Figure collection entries

======

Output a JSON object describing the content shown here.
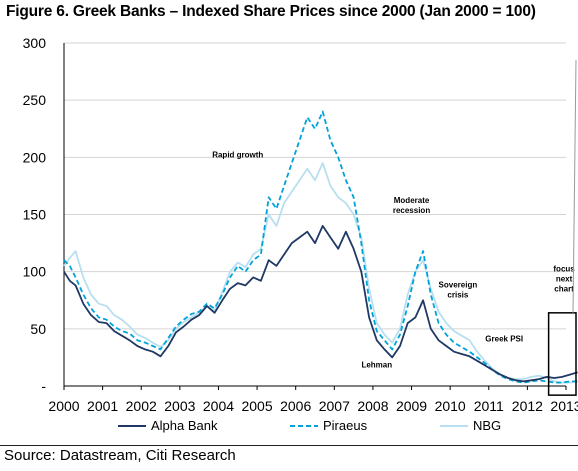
{
  "chart_data": {
    "type": "line",
    "title": "Figure 6. Greek Banks – Indexed Share Prices since 2000 (Jan 2000 = 100)",
    "source": "Source: Datastream, Citi Research",
    "xlabel": "",
    "ylabel": "",
    "xlim": [
      2000,
      2013
    ],
    "ylim": [
      0,
      300
    ],
    "yticks": [
      0,
      50,
      100,
      150,
      200,
      250,
      300
    ],
    "ytick_labels": [
      "-",
      "50",
      "100",
      "150",
      "200",
      "250",
      "300"
    ],
    "xticks": [
      2000,
      2001,
      2002,
      2003,
      2004,
      2005,
      2006,
      2007,
      2008,
      2009,
      2010,
      2011,
      2012,
      2013
    ],
    "xtick_labels": [
      "2000",
      "2001",
      "2002",
      "2003",
      "2004",
      "2005",
      "2006",
      "2007",
      "2008",
      "2009",
      "2010",
      "2011",
      "2012",
      "2013"
    ],
    "grid": true,
    "legend": "bottom",
    "annotations": [
      {
        "lines": [
          "Rapid growth"
        ],
        "x": 2004.5,
        "y": 200
      },
      {
        "lines": [
          "Moderate",
          "recession"
        ],
        "x": 2009.0,
        "y": 160
      },
      {
        "lines": [
          "Lehman"
        ],
        "x": 2008.1,
        "y": 16
      },
      {
        "lines": [
          "Sovereign",
          "crisis"
        ],
        "x": 2010.2,
        "y": 86
      },
      {
        "lines": [
          "Greek PSI"
        ],
        "x": 2011.4,
        "y": 39
      },
      {
        "lines": [
          "focus",
          "next",
          "chart"
        ],
        "x": 2012.95,
        "y": 100
      }
    ],
    "focus_box": {
      "x0": 2012.55,
      "x1": 2013.4,
      "y0": -8,
      "y1": 64
    },
    "series": [
      {
        "name": "Alpha Bank",
        "color": "#1f3864",
        "dash": "solid",
        "x": [
          2000.0,
          2000.15,
          2000.3,
          2000.5,
          2000.7,
          2000.9,
          2001.1,
          2001.3,
          2001.5,
          2001.7,
          2001.9,
          2002.1,
          2002.3,
          2002.5,
          2002.7,
          2002.9,
          2003.1,
          2003.3,
          2003.5,
          2003.7,
          2003.9,
          2004.1,
          2004.3,
          2004.5,
          2004.7,
          2004.9,
          2005.1,
          2005.3,
          2005.5,
          2005.7,
          2005.9,
          2006.1,
          2006.3,
          2006.5,
          2006.7,
          2006.9,
          2007.1,
          2007.3,
          2007.5,
          2007.7,
          2007.9,
          2008.1,
          2008.3,
          2008.5,
          2008.7,
          2008.9,
          2009.1,
          2009.3,
          2009.5,
          2009.7,
          2009.9,
          2010.1,
          2010.3,
          2010.5,
          2010.7,
          2010.9,
          2011.1,
          2011.3,
          2011.5,
          2011.7,
          2011.9,
          2012.1,
          2012.3,
          2012.5,
          2012.7,
          2012.9,
          2013.1,
          2013.3
        ],
        "y": [
          100,
          92,
          88,
          72,
          62,
          56,
          55,
          48,
          44,
          40,
          35,
          32,
          30,
          26,
          35,
          47,
          52,
          58,
          62,
          70,
          64,
          75,
          85,
          90,
          88,
          95,
          92,
          110,
          105,
          115,
          125,
          130,
          135,
          125,
          140,
          130,
          120,
          135,
          120,
          100,
          60,
          40,
          32,
          25,
          35,
          55,
          60,
          75,
          50,
          40,
          35,
          30,
          28,
          26,
          22,
          18,
          14,
          10,
          7,
          5,
          4,
          5,
          6,
          8,
          7,
          8,
          10,
          12
        ]
      },
      {
        "name": "Piraeus",
        "color": "#00a3d9",
        "dash": "dashed",
        "x": [
          2000.0,
          2000.15,
          2000.3,
          2000.5,
          2000.7,
          2000.9,
          2001.1,
          2001.3,
          2001.5,
          2001.7,
          2001.9,
          2002.1,
          2002.3,
          2002.5,
          2002.7,
          2002.9,
          2003.1,
          2003.3,
          2003.5,
          2003.7,
          2003.9,
          2004.1,
          2004.3,
          2004.5,
          2004.7,
          2004.9,
          2005.1,
          2005.3,
          2005.5,
          2005.7,
          2005.9,
          2006.1,
          2006.3,
          2006.5,
          2006.7,
          2006.9,
          2007.1,
          2007.3,
          2007.5,
          2007.7,
          2007.9,
          2008.1,
          2008.3,
          2008.5,
          2008.7,
          2008.9,
          2009.1,
          2009.3,
          2009.5,
          2009.7,
          2009.9,
          2010.1,
          2010.3,
          2010.5,
          2010.7,
          2010.9,
          2011.1,
          2011.3,
          2011.5,
          2011.7,
          2011.9,
          2012.1,
          2012.3,
          2012.5,
          2012.7,
          2012.9,
          2013.1,
          2013.3
        ],
        "y": [
          110,
          105,
          95,
          80,
          68,
          60,
          58,
          52,
          48,
          46,
          40,
          38,
          35,
          32,
          42,
          52,
          58,
          63,
          65,
          72,
          68,
          80,
          95,
          105,
          100,
          110,
          115,
          165,
          155,
          175,
          195,
          215,
          235,
          225,
          240,
          215,
          200,
          180,
          165,
          125,
          75,
          48,
          40,
          32,
          45,
          70,
          100,
          118,
          80,
          55,
          45,
          38,
          34,
          30,
          25,
          20,
          14,
          9,
          6,
          4,
          3,
          4,
          5,
          4,
          3,
          3,
          4,
          4
        ]
      },
      {
        "name": "NBG",
        "color": "#b8dff0",
        "dash": "solid",
        "x": [
          2000.0,
          2000.15,
          2000.3,
          2000.5,
          2000.7,
          2000.9,
          2001.1,
          2001.3,
          2001.5,
          2001.7,
          2001.9,
          2002.1,
          2002.3,
          2002.5,
          2002.7,
          2002.9,
          2003.1,
          2003.3,
          2003.5,
          2003.7,
          2003.9,
          2004.1,
          2004.3,
          2004.5,
          2004.7,
          2004.9,
          2005.1,
          2005.3,
          2005.5,
          2005.7,
          2005.9,
          2006.1,
          2006.3,
          2006.5,
          2006.7,
          2006.9,
          2007.1,
          2007.3,
          2007.5,
          2007.7,
          2007.9,
          2008.1,
          2008.3,
          2008.5,
          2008.7,
          2008.9,
          2009.1,
          2009.3,
          2009.5,
          2009.7,
          2009.9,
          2010.1,
          2010.3,
          2010.5,
          2010.7,
          2010.9,
          2011.1,
          2011.3,
          2011.5,
          2011.7,
          2011.9,
          2012.1,
          2012.3,
          2012.5,
          2012.7,
          2012.9,
          2013.1,
          2013.3
        ],
        "y": [
          105,
          112,
          118,
          95,
          80,
          72,
          70,
          62,
          58,
          52,
          45,
          42,
          38,
          34,
          40,
          50,
          56,
          60,
          64,
          70,
          66,
          82,
          100,
          108,
          104,
          115,
          120,
          150,
          140,
          160,
          170,
          180,
          190,
          180,
          195,
          175,
          165,
          160,
          150,
          130,
          85,
          55,
          45,
          38,
          50,
          80,
          100,
          110,
          85,
          65,
          55,
          48,
          44,
          40,
          30,
          22,
          15,
          10,
          7,
          6,
          6,
          8,
          9,
          7,
          4,
          3,
          3,
          4
        ]
      }
    ]
  }
}
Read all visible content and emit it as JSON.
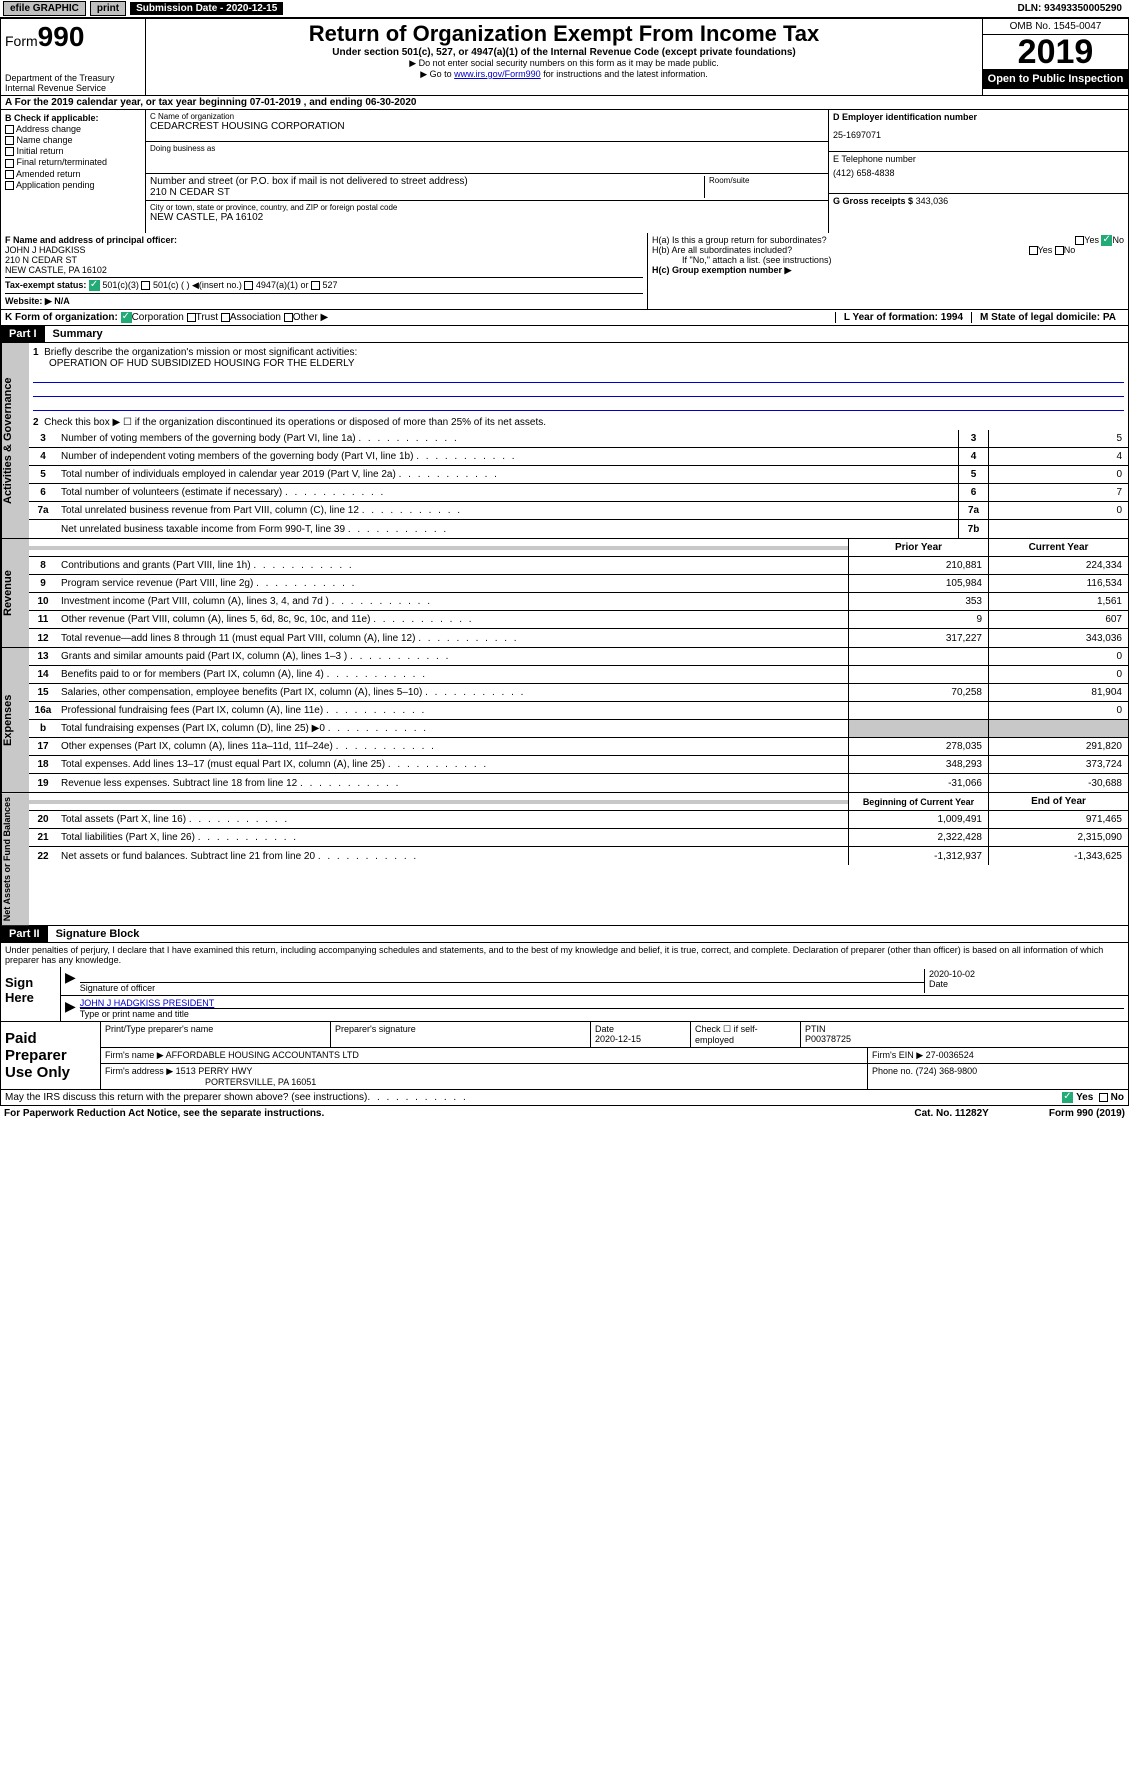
{
  "topbar": {
    "efile": "efile GRAPHIC",
    "print": "print",
    "subdate_lbl": "Submission Date - 2020-12-15",
    "dln": "DLN: 93493350005290"
  },
  "header": {
    "form_prefix": "Form",
    "form_num": "990",
    "dept": "Department of the Treasury\nInternal Revenue Service",
    "title": "Return of Organization Exempt From Income Tax",
    "sub": "Under section 501(c), 527, or 4947(a)(1) of the Internal Revenue Code (except private foundations)",
    "note1": "▶ Do not enter social security numbers on this form as it may be made public.",
    "note2_pre": "▶ Go to ",
    "note2_link": "www.irs.gov/Form990",
    "note2_post": " for instructions and the latest information.",
    "omb": "OMB No. 1545-0047",
    "year": "2019",
    "open": "Open to Public Inspection"
  },
  "rowA": "A For the 2019 calendar year, or tax year beginning 07-01-2019    , and ending 06-30-2020",
  "colB": {
    "lbl": "B Check if applicable:",
    "items": [
      "Address change",
      "Name change",
      "Initial return",
      "Final return/terminated",
      "Amended return",
      "Application pending"
    ]
  },
  "colC": {
    "name_lbl": "C Name of organization",
    "name": "CEDARCREST HOUSING CORPORATION",
    "dba_lbl": "Doing business as",
    "addr_lbl": "Number and street (or P.O. box if mail is not delivered to street address)",
    "addr": "210 N CEDAR ST",
    "room_lbl": "Room/suite",
    "city_lbl": "City or town, state or province, country, and ZIP or foreign postal code",
    "city": "NEW CASTLE, PA  16102"
  },
  "colD": {
    "ein_lbl": "D Employer identification number",
    "ein": "25-1697071",
    "tel_lbl": "E Telephone number",
    "tel": "(412) 658-4838",
    "gross_lbl": "G Gross receipts $",
    "gross": "343,036"
  },
  "rowF": {
    "lbl": "F  Name and address of principal officer:",
    "name": "JOHN J HADGKISS",
    "addr1": "210 N CEDAR ST",
    "addr2": "NEW CASTLE, PA  16102"
  },
  "rowH": {
    "a": "H(a)  Is this a group return for subordinates?",
    "b": "H(b)  Are all subordinates included?",
    "b_note": "If \"No,\" attach a list. (see instructions)",
    "c": "H(c)  Group exemption number ▶"
  },
  "rowI": {
    "lbl": "Tax-exempt status:",
    "opt1": "501(c)(3)",
    "opt2": "501(c) (   ) ◀(insert no.)",
    "opt3": "4947(a)(1) or",
    "opt4": "527"
  },
  "rowJ": "Website: ▶  N/A",
  "rowK": {
    "lbl": "K Form of organization:",
    "opts": [
      "Corporation",
      "Trust",
      "Association",
      "Other ▶"
    ]
  },
  "rowL": "L Year of formation: 1994",
  "rowM": "M State of legal domicile: PA",
  "part1": {
    "hdr": "Part I",
    "title": "Summary",
    "vtab1": "Activities & Governance",
    "vtab2": "Revenue",
    "vtab3": "Expenses",
    "vtab4": "Net Assets or Fund Balances",
    "q1": "Briefly describe the organization's mission or most significant activities:",
    "mission": "OPERATION OF HUD SUBSIDIZED HOUSING FOR THE ELDERLY",
    "q2": "Check this box ▶ ☐  if the organization discontinued its operations or disposed of more than 25% of its net assets.",
    "lines_gov": [
      {
        "n": "3",
        "d": "Number of voting members of the governing body (Part VI, line 1a)",
        "box": "3",
        "v": "5"
      },
      {
        "n": "4",
        "d": "Number of independent voting members of the governing body (Part VI, line 1b)",
        "box": "4",
        "v": "4"
      },
      {
        "n": "5",
        "d": "Total number of individuals employed in calendar year 2019 (Part V, line 2a)",
        "box": "5",
        "v": "0"
      },
      {
        "n": "6",
        "d": "Total number of volunteers (estimate if necessary)",
        "box": "6",
        "v": "7"
      },
      {
        "n": "7a",
        "d": "Total unrelated business revenue from Part VIII, column (C), line 12",
        "box": "7a",
        "v": "0"
      },
      {
        "n": "",
        "d": "Net unrelated business taxable income from Form 990-T, line 39",
        "box": "7b",
        "v": ""
      }
    ],
    "col_prior": "Prior Year",
    "col_curr": "Current Year",
    "lines_rev": [
      {
        "n": "8",
        "d": "Contributions and grants (Part VIII, line 1h)",
        "p": "210,881",
        "c": "224,334"
      },
      {
        "n": "9",
        "d": "Program service revenue (Part VIII, line 2g)",
        "p": "105,984",
        "c": "116,534"
      },
      {
        "n": "10",
        "d": "Investment income (Part VIII, column (A), lines 3, 4, and 7d )",
        "p": "353",
        "c": "1,561"
      },
      {
        "n": "11",
        "d": "Other revenue (Part VIII, column (A), lines 5, 6d, 8c, 9c, 10c, and 11e)",
        "p": "9",
        "c": "607"
      },
      {
        "n": "12",
        "d": "Total revenue—add lines 8 through 11 (must equal Part VIII, column (A), line 12)",
        "p": "317,227",
        "c": "343,036"
      }
    ],
    "lines_exp": [
      {
        "n": "13",
        "d": "Grants and similar amounts paid (Part IX, column (A), lines 1–3 )",
        "p": "",
        "c": "0"
      },
      {
        "n": "14",
        "d": "Benefits paid to or for members (Part IX, column (A), line 4)",
        "p": "",
        "c": "0"
      },
      {
        "n": "15",
        "d": "Salaries, other compensation, employee benefits (Part IX, column (A), lines 5–10)",
        "p": "70,258",
        "c": "81,904"
      },
      {
        "n": "16a",
        "d": "Professional fundraising fees (Part IX, column (A), line 11e)",
        "p": "",
        "c": "0"
      },
      {
        "n": "b",
        "d": "Total fundraising expenses (Part IX, column (D), line 25) ▶0",
        "p": "",
        "c": "",
        "shade": true
      },
      {
        "n": "17",
        "d": "Other expenses (Part IX, column (A), lines 11a–11d, 11f–24e)",
        "p": "278,035",
        "c": "291,820"
      },
      {
        "n": "18",
        "d": "Total expenses. Add lines 13–17 (must equal Part IX, column (A), line 25)",
        "p": "348,293",
        "c": "373,724"
      },
      {
        "n": "19",
        "d": "Revenue less expenses. Subtract line 18 from line 12",
        "p": "-31,066",
        "c": "-30,688"
      }
    ],
    "col_beg": "Beginning of Current Year",
    "col_end": "End of Year",
    "lines_net": [
      {
        "n": "20",
        "d": "Total assets (Part X, line 16)",
        "p": "1,009,491",
        "c": "971,465"
      },
      {
        "n": "21",
        "d": "Total liabilities (Part X, line 26)",
        "p": "2,322,428",
        "c": "2,315,090"
      },
      {
        "n": "22",
        "d": "Net assets or fund balances. Subtract line 21 from line 20",
        "p": "-1,312,937",
        "c": "-1,343,625"
      }
    ]
  },
  "part2": {
    "hdr": "Part II",
    "title": "Signature Block",
    "decl": "Under penalties of perjury, I declare that I have examined this return, including accompanying schedules and statements, and to the best of my knowledge and belief, it is true, correct, and complete. Declaration of preparer (other than officer) is based on all information of which preparer has any knowledge.",
    "sign_here": "Sign Here",
    "sig_off": "Signature of officer",
    "sig_date": "2020-10-02",
    "sig_date_lbl": "Date",
    "sig_name": "JOHN J HADGKISS PRESIDENT",
    "sig_name_lbl": "Type or print name and title",
    "paid": "Paid Preparer Use Only",
    "prep_name_lbl": "Print/Type preparer's name",
    "prep_sig_lbl": "Preparer's signature",
    "prep_date_lbl": "Date",
    "prep_date": "2020-12-15",
    "prep_check": "Check ☐ if self-employed",
    "ptin_lbl": "PTIN",
    "ptin": "P00378725",
    "firm_name_lbl": "Firm's name    ▶",
    "firm_name": "AFFORDABLE HOUSING ACCOUNTANTS LTD",
    "firm_ein_lbl": "Firm's EIN ▶",
    "firm_ein": "27-0036524",
    "firm_addr_lbl": "Firm's address ▶",
    "firm_addr": "1513 PERRY HWY",
    "firm_city": "PORTERSVILLE, PA  16051",
    "firm_phone_lbl": "Phone no.",
    "firm_phone": "(724) 368-9800"
  },
  "footer": {
    "discuss": "May the IRS discuss this return with the preparer shown above? (see instructions)",
    "yes": "Yes",
    "no": "No",
    "paperwork": "For Paperwork Reduction Act Notice, see the separate instructions.",
    "cat": "Cat. No. 11282Y",
    "form": "Form 990 (2019)"
  }
}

======

DO THIS -> Locate the word "paid" in the entries, and copy every line where it is found.

SOLUTION FOR THIS TASK ->
        "d": "Grants and similar amounts paid (Part IX, column (A), lines 1–3 )",
        "d": "Benefits paid to or for members (Part IX, column (A), line 4)",
    "paid": "Paid Preparer Use Only",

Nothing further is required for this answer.